— Begin —

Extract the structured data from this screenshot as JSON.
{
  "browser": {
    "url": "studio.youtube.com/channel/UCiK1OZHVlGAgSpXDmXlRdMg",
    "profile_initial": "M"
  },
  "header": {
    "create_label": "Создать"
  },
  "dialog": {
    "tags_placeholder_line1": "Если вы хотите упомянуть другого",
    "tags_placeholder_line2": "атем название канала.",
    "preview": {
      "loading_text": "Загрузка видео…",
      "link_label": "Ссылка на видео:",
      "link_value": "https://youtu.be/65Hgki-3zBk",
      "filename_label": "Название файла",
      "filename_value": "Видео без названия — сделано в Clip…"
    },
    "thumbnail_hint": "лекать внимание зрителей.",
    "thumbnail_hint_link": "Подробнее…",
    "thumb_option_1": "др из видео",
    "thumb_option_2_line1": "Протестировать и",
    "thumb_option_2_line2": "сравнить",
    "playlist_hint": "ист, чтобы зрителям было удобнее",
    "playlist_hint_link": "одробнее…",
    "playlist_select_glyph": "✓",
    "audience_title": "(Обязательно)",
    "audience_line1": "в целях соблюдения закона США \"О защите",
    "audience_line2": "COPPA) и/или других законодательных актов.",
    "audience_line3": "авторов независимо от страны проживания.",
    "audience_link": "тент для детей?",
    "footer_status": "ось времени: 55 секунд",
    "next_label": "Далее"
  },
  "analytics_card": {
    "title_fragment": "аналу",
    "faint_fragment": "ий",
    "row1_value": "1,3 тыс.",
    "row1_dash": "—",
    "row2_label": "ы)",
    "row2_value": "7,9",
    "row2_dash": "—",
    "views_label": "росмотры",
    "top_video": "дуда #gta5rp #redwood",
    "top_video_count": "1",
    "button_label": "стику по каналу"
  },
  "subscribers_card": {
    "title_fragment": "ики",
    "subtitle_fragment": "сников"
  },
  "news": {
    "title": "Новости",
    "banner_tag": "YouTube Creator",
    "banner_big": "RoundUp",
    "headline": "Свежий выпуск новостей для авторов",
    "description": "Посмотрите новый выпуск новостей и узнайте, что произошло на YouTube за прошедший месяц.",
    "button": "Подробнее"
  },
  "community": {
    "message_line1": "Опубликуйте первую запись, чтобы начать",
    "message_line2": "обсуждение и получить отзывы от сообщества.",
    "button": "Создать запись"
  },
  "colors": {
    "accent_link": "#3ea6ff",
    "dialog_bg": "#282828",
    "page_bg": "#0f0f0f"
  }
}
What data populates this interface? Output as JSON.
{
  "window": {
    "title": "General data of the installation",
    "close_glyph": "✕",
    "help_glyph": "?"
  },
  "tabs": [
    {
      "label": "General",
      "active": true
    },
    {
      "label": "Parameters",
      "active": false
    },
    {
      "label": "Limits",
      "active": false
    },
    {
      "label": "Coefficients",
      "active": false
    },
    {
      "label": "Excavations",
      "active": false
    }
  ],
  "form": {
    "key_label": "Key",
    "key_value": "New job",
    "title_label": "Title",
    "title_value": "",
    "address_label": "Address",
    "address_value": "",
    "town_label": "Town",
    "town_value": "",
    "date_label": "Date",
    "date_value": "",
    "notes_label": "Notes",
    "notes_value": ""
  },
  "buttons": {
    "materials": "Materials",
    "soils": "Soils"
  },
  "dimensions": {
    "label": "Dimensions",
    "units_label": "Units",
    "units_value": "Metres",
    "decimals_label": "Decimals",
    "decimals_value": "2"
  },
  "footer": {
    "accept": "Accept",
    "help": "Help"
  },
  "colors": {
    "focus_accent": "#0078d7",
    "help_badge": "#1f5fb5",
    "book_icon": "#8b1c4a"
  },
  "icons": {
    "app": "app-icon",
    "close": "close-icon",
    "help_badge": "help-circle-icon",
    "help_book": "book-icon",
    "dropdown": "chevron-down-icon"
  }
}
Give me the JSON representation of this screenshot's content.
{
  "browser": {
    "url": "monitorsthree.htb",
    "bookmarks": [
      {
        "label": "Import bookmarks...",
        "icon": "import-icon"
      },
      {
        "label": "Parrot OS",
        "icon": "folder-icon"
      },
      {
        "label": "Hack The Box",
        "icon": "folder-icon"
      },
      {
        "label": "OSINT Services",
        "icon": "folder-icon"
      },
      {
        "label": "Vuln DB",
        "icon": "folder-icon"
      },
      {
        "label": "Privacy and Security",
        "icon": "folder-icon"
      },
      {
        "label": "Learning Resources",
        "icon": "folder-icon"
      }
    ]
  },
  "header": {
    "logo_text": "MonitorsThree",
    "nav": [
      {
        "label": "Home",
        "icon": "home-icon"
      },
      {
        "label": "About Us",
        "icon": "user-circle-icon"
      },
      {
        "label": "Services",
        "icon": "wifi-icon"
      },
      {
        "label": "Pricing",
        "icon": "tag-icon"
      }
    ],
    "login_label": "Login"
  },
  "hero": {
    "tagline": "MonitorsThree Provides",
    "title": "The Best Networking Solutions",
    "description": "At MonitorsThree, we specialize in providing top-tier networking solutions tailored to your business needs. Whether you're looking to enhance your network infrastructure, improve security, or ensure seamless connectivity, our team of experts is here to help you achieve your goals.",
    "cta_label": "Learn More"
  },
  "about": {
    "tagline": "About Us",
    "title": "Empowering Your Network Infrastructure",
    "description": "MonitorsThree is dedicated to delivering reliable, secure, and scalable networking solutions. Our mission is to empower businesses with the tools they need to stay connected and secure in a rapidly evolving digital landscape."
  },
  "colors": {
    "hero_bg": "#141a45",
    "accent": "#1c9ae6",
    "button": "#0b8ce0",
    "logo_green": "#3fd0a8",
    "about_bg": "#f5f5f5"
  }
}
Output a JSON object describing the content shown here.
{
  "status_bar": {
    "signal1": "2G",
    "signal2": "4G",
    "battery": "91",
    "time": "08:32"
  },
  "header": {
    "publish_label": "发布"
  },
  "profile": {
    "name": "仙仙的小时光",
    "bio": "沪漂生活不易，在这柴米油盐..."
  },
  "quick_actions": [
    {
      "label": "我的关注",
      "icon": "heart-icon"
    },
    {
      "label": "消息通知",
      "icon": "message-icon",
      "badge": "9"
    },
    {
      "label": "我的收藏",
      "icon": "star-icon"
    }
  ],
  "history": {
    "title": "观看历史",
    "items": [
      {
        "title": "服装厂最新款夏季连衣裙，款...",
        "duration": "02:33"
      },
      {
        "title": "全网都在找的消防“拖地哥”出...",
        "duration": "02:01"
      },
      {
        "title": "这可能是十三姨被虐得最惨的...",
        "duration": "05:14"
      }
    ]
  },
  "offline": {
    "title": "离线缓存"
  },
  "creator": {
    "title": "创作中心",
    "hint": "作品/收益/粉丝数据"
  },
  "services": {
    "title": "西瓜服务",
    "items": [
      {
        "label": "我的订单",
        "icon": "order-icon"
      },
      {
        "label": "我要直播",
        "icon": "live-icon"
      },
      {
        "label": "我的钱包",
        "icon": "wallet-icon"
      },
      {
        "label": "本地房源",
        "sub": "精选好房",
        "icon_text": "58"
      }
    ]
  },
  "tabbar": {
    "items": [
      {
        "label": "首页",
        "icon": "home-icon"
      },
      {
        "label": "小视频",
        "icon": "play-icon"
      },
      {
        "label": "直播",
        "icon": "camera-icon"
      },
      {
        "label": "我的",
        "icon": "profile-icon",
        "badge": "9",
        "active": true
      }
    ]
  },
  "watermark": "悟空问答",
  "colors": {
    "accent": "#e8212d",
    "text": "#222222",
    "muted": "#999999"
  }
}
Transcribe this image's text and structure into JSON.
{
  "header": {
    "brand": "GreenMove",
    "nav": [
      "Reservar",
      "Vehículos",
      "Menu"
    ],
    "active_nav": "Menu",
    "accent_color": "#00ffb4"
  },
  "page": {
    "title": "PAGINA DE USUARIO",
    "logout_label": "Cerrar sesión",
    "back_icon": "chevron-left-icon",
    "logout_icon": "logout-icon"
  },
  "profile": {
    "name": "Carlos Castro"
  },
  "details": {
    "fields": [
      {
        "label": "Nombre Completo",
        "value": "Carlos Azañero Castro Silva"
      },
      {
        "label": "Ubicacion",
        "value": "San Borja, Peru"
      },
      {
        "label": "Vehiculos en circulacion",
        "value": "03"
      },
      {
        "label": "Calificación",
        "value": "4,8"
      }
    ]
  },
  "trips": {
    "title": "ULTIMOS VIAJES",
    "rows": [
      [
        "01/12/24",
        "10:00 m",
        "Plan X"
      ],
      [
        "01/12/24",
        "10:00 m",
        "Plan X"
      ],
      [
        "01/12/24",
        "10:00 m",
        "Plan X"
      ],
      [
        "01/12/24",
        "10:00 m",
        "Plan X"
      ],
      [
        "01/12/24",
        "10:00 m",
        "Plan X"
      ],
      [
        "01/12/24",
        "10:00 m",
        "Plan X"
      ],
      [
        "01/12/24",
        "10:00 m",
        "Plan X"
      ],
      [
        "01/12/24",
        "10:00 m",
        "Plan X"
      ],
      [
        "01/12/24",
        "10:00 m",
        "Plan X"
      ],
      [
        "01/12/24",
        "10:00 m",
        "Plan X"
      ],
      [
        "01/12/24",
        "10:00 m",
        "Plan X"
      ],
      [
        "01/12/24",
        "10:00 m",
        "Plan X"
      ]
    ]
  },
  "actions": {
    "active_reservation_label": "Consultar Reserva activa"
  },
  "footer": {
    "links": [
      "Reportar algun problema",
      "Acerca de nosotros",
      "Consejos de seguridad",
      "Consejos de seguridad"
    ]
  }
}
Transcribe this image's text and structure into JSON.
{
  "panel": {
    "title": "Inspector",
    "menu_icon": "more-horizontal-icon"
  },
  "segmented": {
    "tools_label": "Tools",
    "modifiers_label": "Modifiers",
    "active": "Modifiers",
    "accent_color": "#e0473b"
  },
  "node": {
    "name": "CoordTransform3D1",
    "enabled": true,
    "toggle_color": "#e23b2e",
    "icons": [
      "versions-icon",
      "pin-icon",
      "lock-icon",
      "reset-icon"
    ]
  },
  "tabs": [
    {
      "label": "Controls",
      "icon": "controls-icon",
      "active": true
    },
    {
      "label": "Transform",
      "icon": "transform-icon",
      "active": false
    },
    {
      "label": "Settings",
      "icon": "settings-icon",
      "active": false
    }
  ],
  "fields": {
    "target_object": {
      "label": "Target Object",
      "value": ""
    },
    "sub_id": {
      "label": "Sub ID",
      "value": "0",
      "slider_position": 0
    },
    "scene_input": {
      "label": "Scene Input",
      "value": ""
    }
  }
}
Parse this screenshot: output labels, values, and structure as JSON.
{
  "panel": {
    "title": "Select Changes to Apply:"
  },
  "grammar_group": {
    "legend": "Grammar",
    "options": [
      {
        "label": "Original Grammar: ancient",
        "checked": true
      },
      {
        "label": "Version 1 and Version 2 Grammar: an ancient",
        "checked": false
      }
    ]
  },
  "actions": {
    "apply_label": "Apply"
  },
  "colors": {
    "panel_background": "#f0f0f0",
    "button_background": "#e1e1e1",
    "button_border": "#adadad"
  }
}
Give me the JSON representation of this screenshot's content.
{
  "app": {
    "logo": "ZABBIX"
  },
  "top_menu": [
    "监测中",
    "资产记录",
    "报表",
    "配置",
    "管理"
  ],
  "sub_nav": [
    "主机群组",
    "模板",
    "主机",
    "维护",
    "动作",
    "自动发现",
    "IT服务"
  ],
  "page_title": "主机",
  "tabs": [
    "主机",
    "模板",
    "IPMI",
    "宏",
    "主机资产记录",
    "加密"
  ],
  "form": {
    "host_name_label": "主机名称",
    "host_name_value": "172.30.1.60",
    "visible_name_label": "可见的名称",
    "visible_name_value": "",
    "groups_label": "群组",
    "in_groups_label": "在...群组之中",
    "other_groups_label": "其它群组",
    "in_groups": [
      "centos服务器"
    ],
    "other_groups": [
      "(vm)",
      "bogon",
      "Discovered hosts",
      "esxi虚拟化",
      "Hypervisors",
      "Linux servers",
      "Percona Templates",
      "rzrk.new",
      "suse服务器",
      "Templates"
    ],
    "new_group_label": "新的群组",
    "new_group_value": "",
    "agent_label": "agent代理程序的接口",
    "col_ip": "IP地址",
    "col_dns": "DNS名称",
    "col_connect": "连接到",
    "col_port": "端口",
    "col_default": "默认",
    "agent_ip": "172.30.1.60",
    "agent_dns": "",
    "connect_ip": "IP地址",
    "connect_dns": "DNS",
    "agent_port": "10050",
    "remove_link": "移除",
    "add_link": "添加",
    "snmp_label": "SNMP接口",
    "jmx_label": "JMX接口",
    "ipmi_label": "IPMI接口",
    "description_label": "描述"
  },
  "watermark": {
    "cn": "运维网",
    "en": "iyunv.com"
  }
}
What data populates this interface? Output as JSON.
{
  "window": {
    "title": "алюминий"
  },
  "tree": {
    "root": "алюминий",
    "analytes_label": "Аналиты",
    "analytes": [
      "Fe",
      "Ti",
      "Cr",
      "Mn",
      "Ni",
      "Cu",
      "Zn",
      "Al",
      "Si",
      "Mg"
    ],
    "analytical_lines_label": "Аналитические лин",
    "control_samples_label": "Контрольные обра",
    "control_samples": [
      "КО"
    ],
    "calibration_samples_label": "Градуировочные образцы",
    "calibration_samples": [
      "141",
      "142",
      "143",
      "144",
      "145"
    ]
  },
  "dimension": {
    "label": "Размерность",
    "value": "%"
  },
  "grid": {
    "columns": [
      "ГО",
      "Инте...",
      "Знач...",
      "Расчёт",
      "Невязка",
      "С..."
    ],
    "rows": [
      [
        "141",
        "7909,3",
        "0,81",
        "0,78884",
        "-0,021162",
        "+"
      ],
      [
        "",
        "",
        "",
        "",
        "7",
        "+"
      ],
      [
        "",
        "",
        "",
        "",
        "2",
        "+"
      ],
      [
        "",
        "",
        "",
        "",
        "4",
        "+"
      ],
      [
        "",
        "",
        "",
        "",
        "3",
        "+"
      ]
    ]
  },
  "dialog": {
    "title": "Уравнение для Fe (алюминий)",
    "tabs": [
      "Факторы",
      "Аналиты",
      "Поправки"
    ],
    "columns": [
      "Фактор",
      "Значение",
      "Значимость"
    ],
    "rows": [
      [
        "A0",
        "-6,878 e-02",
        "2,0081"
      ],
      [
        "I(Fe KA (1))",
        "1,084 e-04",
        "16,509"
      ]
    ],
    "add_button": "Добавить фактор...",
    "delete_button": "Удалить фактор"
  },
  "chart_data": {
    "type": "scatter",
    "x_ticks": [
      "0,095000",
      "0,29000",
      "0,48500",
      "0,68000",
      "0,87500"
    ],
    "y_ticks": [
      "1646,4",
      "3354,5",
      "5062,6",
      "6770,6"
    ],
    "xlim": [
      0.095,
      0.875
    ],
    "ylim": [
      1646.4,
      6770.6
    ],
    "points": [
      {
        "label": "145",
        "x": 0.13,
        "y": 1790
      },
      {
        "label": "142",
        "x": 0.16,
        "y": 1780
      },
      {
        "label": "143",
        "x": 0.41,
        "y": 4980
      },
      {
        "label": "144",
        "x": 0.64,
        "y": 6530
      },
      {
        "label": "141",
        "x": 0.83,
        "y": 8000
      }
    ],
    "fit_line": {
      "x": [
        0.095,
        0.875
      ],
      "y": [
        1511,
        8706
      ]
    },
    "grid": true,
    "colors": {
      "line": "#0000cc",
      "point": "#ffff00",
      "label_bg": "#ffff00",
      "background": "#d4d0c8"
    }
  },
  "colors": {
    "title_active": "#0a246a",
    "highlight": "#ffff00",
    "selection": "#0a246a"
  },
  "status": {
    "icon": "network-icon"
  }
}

— End —

## The problem
Copy all lines from the material that include "Consejos".

## Answer
      "Consejos de seguridad",
      "Consejos de seguridad"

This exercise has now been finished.